Directions for this task
The answer should be each line from the entries below that has the word "name" in it.

Data extract
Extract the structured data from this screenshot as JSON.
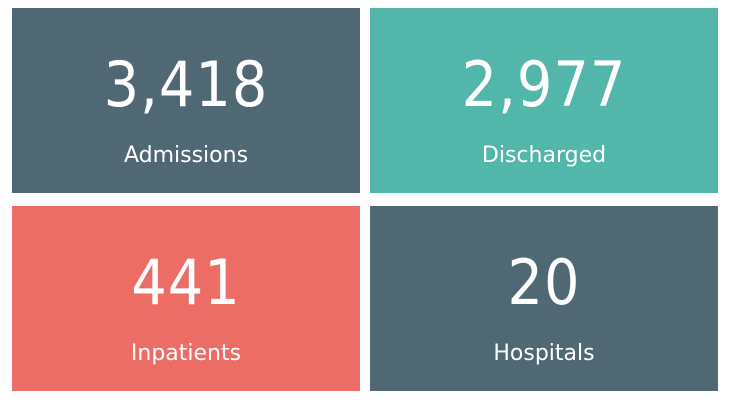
{
  "cards": [
    {
      "value": "3,418",
      "label": "Admissions"
    },
    {
      "value": "2,977",
      "label": "Discharged"
    },
    {
      "value": "441",
      "label": "Inpatients"
    },
    {
      "value": "20",
      "label": "Hospitals"
    }
  ]
}
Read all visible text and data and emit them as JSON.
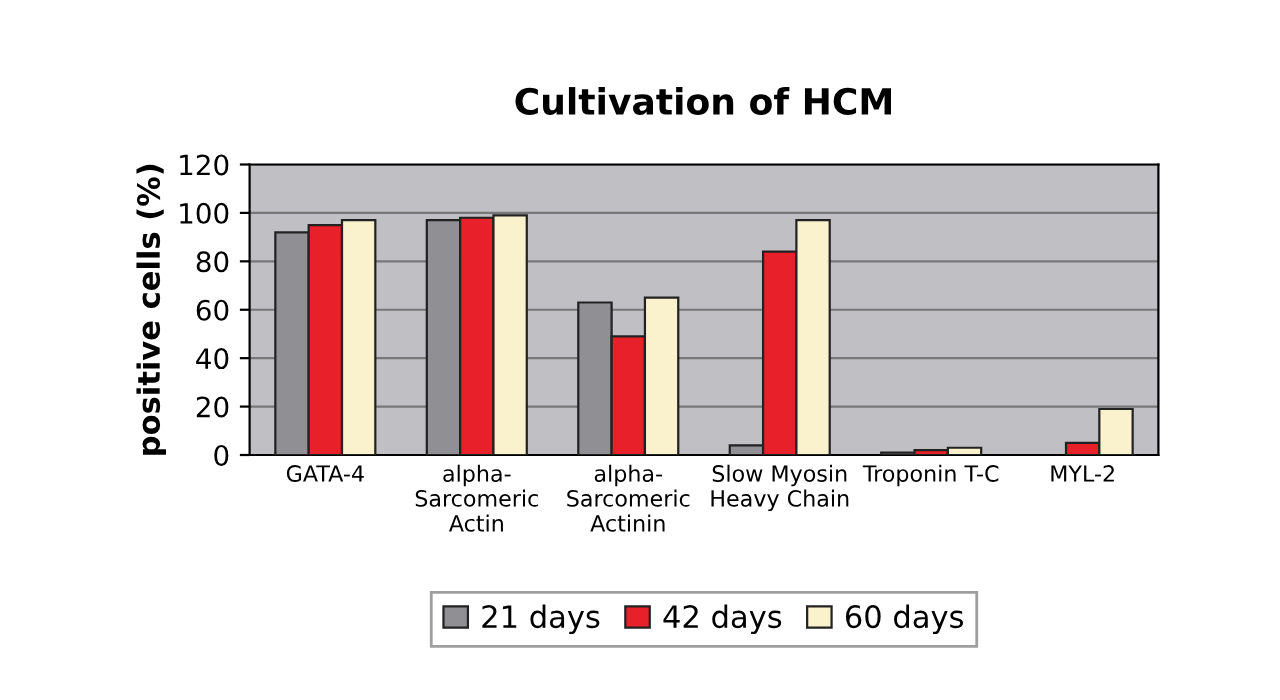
{
  "chart_data": {
    "type": "bar",
    "title": "Cultivation of HCM",
    "ylabel": "positive cells (%)",
    "categories": [
      "GATA-4",
      "alpha-Sarcomeric Actin",
      "alpha-Sarcomeric Actinin",
      "Slow Myosin Heavy Chain",
      "Troponin T-C",
      "MYL-2"
    ],
    "series": [
      {
        "name": "21 days",
        "color": "#909094",
        "values": [
          92,
          97,
          63,
          4,
          1,
          null
        ]
      },
      {
        "name": "42 days",
        "color": "#e8202a",
        "values": [
          95,
          98,
          49,
          84,
          2,
          5
        ]
      },
      {
        "name": "60 days",
        "color": "#faf2cc",
        "values": [
          97,
          99,
          65,
          97,
          3,
          19
        ]
      }
    ],
    "ylim": [
      0,
      120
    ],
    "yticks": [
      0,
      20,
      40,
      60,
      80,
      100,
      120
    ],
    "grid": "y",
    "legend": "bottom"
  }
}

Exercise result
        "name": "21 days",
        "name": "42 days",
        "name": "60 days",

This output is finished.